Passage provided:
....
# Logistique Regression model  (TP n°1)

## Import

First of all we need to import several packages.

- dataset : we need it to download the database
- math : we need it for several math function
- sklearn : we need 'LogisticRegression' to compute it on the data and we also need 'precision_recall_fscore_support'for compute  and see results of our model. 
- numpy : for set the random seed to make result reproducible
- pandas : for dataframe manipulation
- typing : for type the function
- nltk and spacy : for lemming and stemming
- re : for use the regex expression

In [45]:
import datasets
import math
from sklearn.linear_model import LogisticRegression
from sklearn.metrics import precision_recall_fscore_support
import numpy as np
import pandas as pd
from typing import List
from typing import Callable
from nltk import tokenize
from nltk.stem.snowball import SnowballStemmer
import spacy
import re

## The dataset

We download the dataset :

In [2]:
dataset = datasets.load_dataset('imdb')

Reusing dataset imdb (/home/leherlemaxime/.cache/huggingface/datasets/imdb/plain_text/1.0.0/e3c66f1788a67a89c7058d97ff62b6c30531e05b549de56d3ab91891f0561f9a)


  0%|          | 0/3 [00:00<?, ?it/s]

Now take a lokk at the dataset format :

In [3]:
dataset

DatasetDict({
    train: Dataset({
        features: ['text', 'label'],
        num_rows: 25000
    })
    test: Dataset({
        features: ['text', 'label'],
        num_rows: 25000
    })
    unsupervised: Dataset({
        features: ['text', 'label'],
        num_rows: 50000
    })
})

So we can see that the dataset is compose of 2 part "train" and "test". Each part have the same numbers of elements 25000. All element have 2 component, the first id the text and the second is the label : 0 for positive element and 0 for negative element So we will use the "train" part to train our model and the "test" part to check the performance of our model.

We can see how look at a element of our dataset :

In [4]:
dataset["train"][42]

{'text': 'Titanic has to be one of my all-time favorite movies. It has its problems (what movies don\'t) but still, it\'s enjoyable.<br /><br />When I stumble across someone who asks me why I like Titanic, I suppose my first reaction is "wait a minute, you don\'t?" I know so many people who don\'t like this movie, and I\'m not saying I don\'t see why. "The love story is too cheesy" well, yes but isn\'t it enjoyable and moving? All right, the love story between Jack and Rose is very unrealistic, everyone knows that love like this doesn\'t actually exist. But this is a movie, doesn\'t everyone enjoy watching a beautiful story that lets us slip slightly into fantasy for a while? The next complaint, DiCaprio and Winslet are terrible actors. Well, OK, in this movie, I agree that they do not perform to their full potentials. However I think it\'s unfair to say that they are terrible actors. I personally think they are both very talented actors who unfortunately are very famous for a movie th

And we also need to define the type that we will use in the following notebook

In [5]:
feature_type = List[int]
DataFrame = pd.core.frame.DataFrame
list_of_words = List[str]

## Random

set a defined random generator, better for reproducible results.

In [6]:
random_seed = 38
random = np.random.default_rng(random_seed)

## First model

### Creation of the features

As we say before we now need to create feature from our textn we have the followinf feature :

- 1 if "no" appear in the doc, 0 otherwise
- The count of first and second pronouns in the document
- The count of "." => number of classic sentences
- 1 if "!" is in the document, 0 otherwise
- log(word count in the document)
....
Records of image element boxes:
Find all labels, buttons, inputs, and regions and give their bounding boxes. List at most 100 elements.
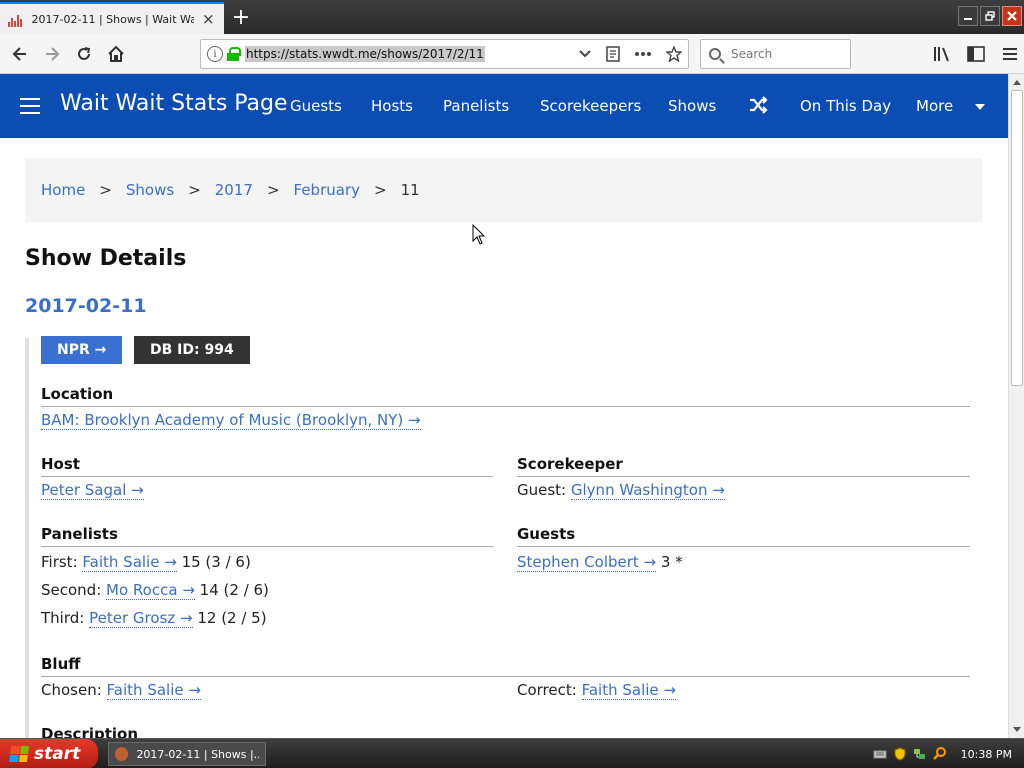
- menu-icon[interactable]: [996, 40, 1024, 68]
- description-title: Description: [41, 725, 139, 738]
- new-tab-button[interactable]: +: [228, 4, 254, 30]
- site-brand[interactable]: Wait Wait Stats Page: [60, 91, 288, 116]
- keyboard-icon[interactable]: [873, 747, 887, 761]
- os-taskbar: start 2017-02-11 | Shows |... 10:38 PM: [0, 738, 1024, 768]
- hamburger-menu-icon[interactable]: [20, 98, 40, 114]
- nav-more[interactable]: More: [916, 97, 953, 115]
- back-arrow-icon[interactable]: [6, 40, 34, 68]
- chevron-down-icon[interactable]: [578, 49, 592, 59]
- scorekeeper-title: Scorekeeper: [517, 455, 623, 473]
- library-icon[interactable]: [928, 40, 956, 68]
- breadcrumb-home[interactable]: Home: [41, 181, 85, 199]
- bluff-correct-link[interactable]: Faith Salie →: [581, 681, 676, 700]
- panelist-row: Third: Peter Grosz → 12 (2 / 5): [41, 609, 267, 628]
- guest-link[interactable]: Stephen Colbert →: [517, 553, 657, 572]
- scorekeeper-prefix: Guest:: [517, 481, 567, 499]
- taskbar-browser-item[interactable]: 2017-02-11 | Shows |...: [108, 742, 266, 766]
- guest-row: Stephen Colbert → 3 *: [517, 553, 683, 572]
- site-navbar: Wait Wait Stats Page Guests Hosts Paneli…: [0, 74, 1008, 138]
- breadcrumb-shows[interactable]: Shows: [126, 181, 174, 199]
- bluff-divider: [41, 676, 970, 677]
- nav-on-this-day[interactable]: On This Day: [800, 97, 891, 115]
- panelist-score: 12 (2 / 5): [197, 609, 267, 627]
- breadcrumb-separator: >: [266, 181, 280, 199]
- show-date-heading: 2017-02-11: [25, 295, 147, 317]
- scorekeeper-link[interactable]: Glynn Washington →: [570, 481, 725, 500]
- start-button[interactable]: start: [0, 739, 98, 768]
- bluff-correct-label: Correct:: [517, 681, 577, 699]
- breadcrumb-year[interactable]: 2017: [215, 181, 253, 199]
- network-icon[interactable]: [913, 747, 927, 761]
- random-shuffle-icon[interactable]: [748, 95, 768, 115]
- page-title: Show Details: [25, 246, 187, 271]
- panelist-row: Second: Mo Rocca → 14 (2 / 6): [41, 581, 269, 600]
- bluff-chosen-link[interactable]: Faith Salie →: [106, 681, 201, 700]
- bluff-chosen-label: Chosen:: [41, 681, 102, 699]
- site-info-icon[interactable]: i: [207, 46, 223, 62]
- panelist-position: Second:: [41, 581, 102, 599]
- panelist-position: First:: [41, 553, 78, 571]
- browser-tab-active[interactable]: 2017-02-11 | Shows | Wait Wait D ×: [0, 2, 224, 34]
- nav-shows[interactable]: Shows: [668, 97, 716, 115]
- location-title: Location: [41, 385, 114, 403]
- reader-view-icon[interactable]: [606, 46, 620, 62]
- nav-guests[interactable]: Guests: [290, 97, 342, 115]
- shield-icon[interactable]: [893, 747, 907, 761]
- search-icon: [709, 48, 721, 60]
- minimize-icon[interactable]: [958, 6, 978, 26]
- panelist-link[interactable]: Faith Salie →: [82, 553, 177, 572]
- address-bar[interactable]: i https://stats.wwdt.me/shows/2017/2/11: [200, 39, 689, 69]
- location-link[interactable]: BAM: Brooklyn Academy of Music (Brooklyn…: [41, 411, 421, 430]
- reload-icon[interactable]: [70, 40, 98, 68]
- panelists-title: Panelists: [41, 525, 118, 543]
- location-divider: [41, 406, 970, 407]
- host-title: Host: [41, 455, 80, 473]
- breadcrumb-separator: >: [99, 181, 112, 199]
- nav-hosts[interactable]: Hosts: [371, 97, 413, 115]
- guests-title: Guests: [517, 525, 576, 543]
- tab-close-icon[interactable]: ×: [200, 10, 216, 28]
- window-controls: [958, 6, 1022, 26]
- page-scrollbar[interactable]: [1008, 74, 1024, 738]
- page-viewport: Wait Wait Stats Page Guests Hosts Paneli…: [0, 74, 1008, 738]
- home-icon[interactable]: [102, 40, 130, 68]
- toolbar-icons: [928, 40, 1024, 68]
- db-id-badge: DB ID: 994: [134, 336, 250, 364]
- search-tray-icon[interactable]: [932, 747, 947, 761]
- breadcrumb-day: 11: [400, 181, 420, 199]
- tab-title: 2017-02-11 | Shows | Wait Wait D: [31, 12, 195, 26]
- scorekeeper-divider: [517, 476, 970, 477]
- breadcrumb-separator: >: [188, 181, 201, 199]
- scroll-up-icon[interactable]: [1009, 74, 1024, 90]
- close-window-icon[interactable]: [1002, 6, 1022, 26]
- scroll-thumb[interactable]: [1011, 90, 1023, 386]
- scroll-down-icon[interactable]: [1009, 722, 1024, 738]
- caret-down-icon[interactable]: [975, 104, 985, 110]
- bookmark-star-icon[interactable]: [666, 46, 682, 62]
- nav-scorekeepers[interactable]: Scorekeepers: [540, 97, 641, 115]
- panelist-score: 15 (3 / 6): [181, 553, 251, 571]
- forward-arrow-icon[interactable]: [38, 40, 66, 68]
- panelists-divider: [41, 546, 493, 547]
- breadcrumb-month[interactable]: February: [294, 181, 360, 199]
- breadcrumb-separator: >: [373, 181, 387, 199]
- panelist-link[interactable]: Peter Grosz →: [89, 609, 193, 628]
- windows-logo-icon: [8, 746, 30, 762]
- panelist-row: First: Faith Salie → 15 (3 / 6): [41, 553, 251, 572]
- restore-icon[interactable]: [980, 6, 1000, 26]
- host-link[interactable]: Peter Sagal →: [41, 481, 144, 500]
- browser-nav-bar: i https://stats.wwdt.me/shows/2017/2/11 …: [0, 34, 1024, 74]
- bluff-title: Bluff: [41, 655, 81, 673]
- browser-tab-bar: 2017-02-11 | Shows | Wait Wait D × +: [0, 0, 1024, 34]
- sidebar-toggle-icon[interactable]: [962, 40, 990, 68]
- npr-link-button[interactable]: NPR →: [41, 336, 123, 364]
- site-favicon-icon: [8, 11, 24, 27]
- url-text[interactable]: https://stats.wwdt.me/shows/2017/2/11: [245, 46, 485, 62]
- page-actions-icon[interactable]: [634, 51, 652, 57]
- secure-lock-icon[interactable]: [227, 47, 241, 61]
- search-input[interactable]: Search: [700, 39, 851, 69]
- panelist-link[interactable]: Mo Rocca →: [106, 581, 195, 600]
- search-placeholder: Search: [731, 47, 773, 61]
- nav-panelists[interactable]: Panelists: [443, 97, 509, 115]
- guest-score: 3 *: [660, 553, 683, 571]
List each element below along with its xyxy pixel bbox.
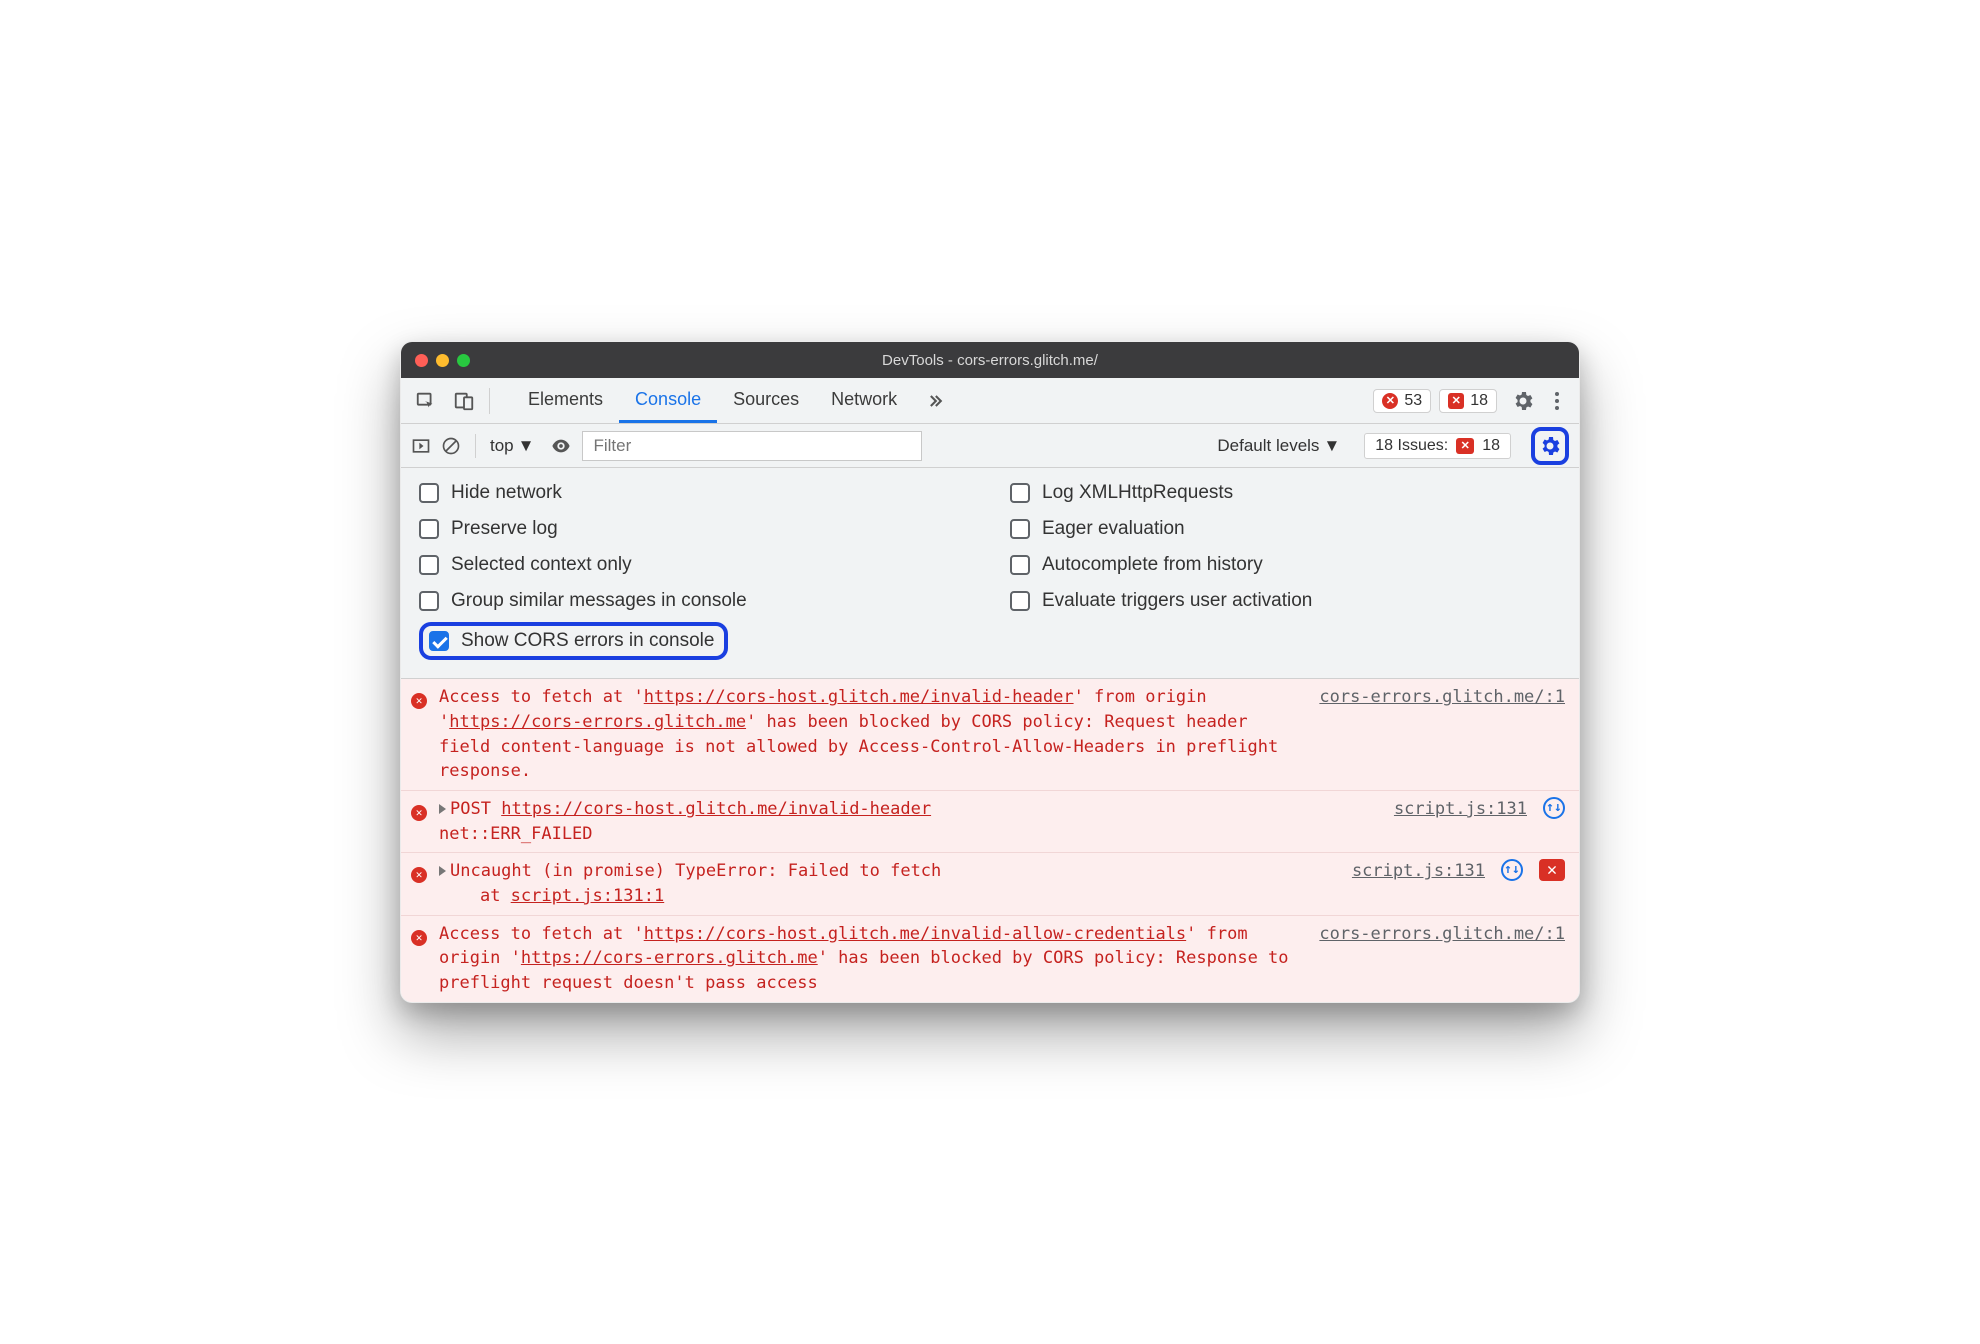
....
Instruction A: List every feature that the logistic regression notebook says will be created from the text for the first model.
Instruction B: Quote the lines of the records from the line with "- menu-icon[interactable]: [996, 40, 1024, 68]" up to and including the line with "- random-shuffle-icon[interactable]: [748, 95, 768, 115]".

Worked solution A:
- 1 if "no" appears in the doc, 0 otherwise
- The count of first and second pronouns in the document
- The count of "." (number of classic sentences)
- 1 if "!" is in the document, 0 otherwise
- log(word count in the document)

Worked solution B:
- menu-icon[interactable]: [996, 40, 1024, 68]
- description-title: Description: [41, 725, 139, 738]
- new-tab-button[interactable]: +: [228, 4, 254, 30]
- site-brand[interactable]: Wait Wait Stats Page: [60, 91, 288, 116]
- keyboard-icon[interactable]: [873, 747, 887, 761]
- os-taskbar: start 2017-02-11 | Shows |... 10:38 PM: [0, 738, 1024, 768]
- hamburger-menu-icon[interactable]: [20, 98, 40, 114]
- nav-more[interactable]: More: [916, 97, 953, 115]
- back-arrow-icon[interactable]: [6, 40, 34, 68]
- chevron-down-icon[interactable]: [578, 49, 592, 59]
- scorekeeper-title: Scorekeeper: [517, 455, 623, 473]
- library-icon[interactable]: [928, 40, 956, 68]
- breadcrumb-home[interactable]: Home: [41, 181, 85, 199]
- bluff-correct-link[interactable]: Faith Salie →: [581, 681, 676, 700]
- panelist-row: Third: Peter Grosz → 12 (2 / 5): [41, 609, 267, 628]
- guest-link[interactable]: Stephen Colbert →: [517, 553, 657, 572]
- scorekeeper-prefix: Guest:: [517, 481, 567, 499]
- taskbar-browser-item[interactable]: 2017-02-11 | Shows |...: [108, 742, 266, 766]
- guest-row: Stephen Colbert → 3 *: [517, 553, 683, 572]
- site-navbar: Wait Wait Stats Page Guests Hosts Paneli…: [0, 74, 1008, 138]
- breadcrumb-shows[interactable]: Shows: [126, 181, 174, 199]
- bluff-divider: [41, 676, 970, 677]
- nav-on-this-day[interactable]: On This Day: [800, 97, 891, 115]
- panelist-score: 12 (2 / 5): [197, 609, 267, 627]
- breadcrumb-separator: >: [266, 181, 280, 199]
- show-date-heading: 2017-02-11: [25, 295, 147, 317]
- scorekeeper-link[interactable]: Glynn Washington →: [570, 481, 725, 500]
- start-button[interactable]: start: [0, 739, 98, 768]
- bluff-correct-label: Correct:: [517, 681, 577, 699]
- breadcrumb-year[interactable]: 2017: [215, 181, 253, 199]
- network-icon[interactable]: [913, 747, 927, 761]
- random-shuffle-icon[interactable]: [748, 95, 768, 115]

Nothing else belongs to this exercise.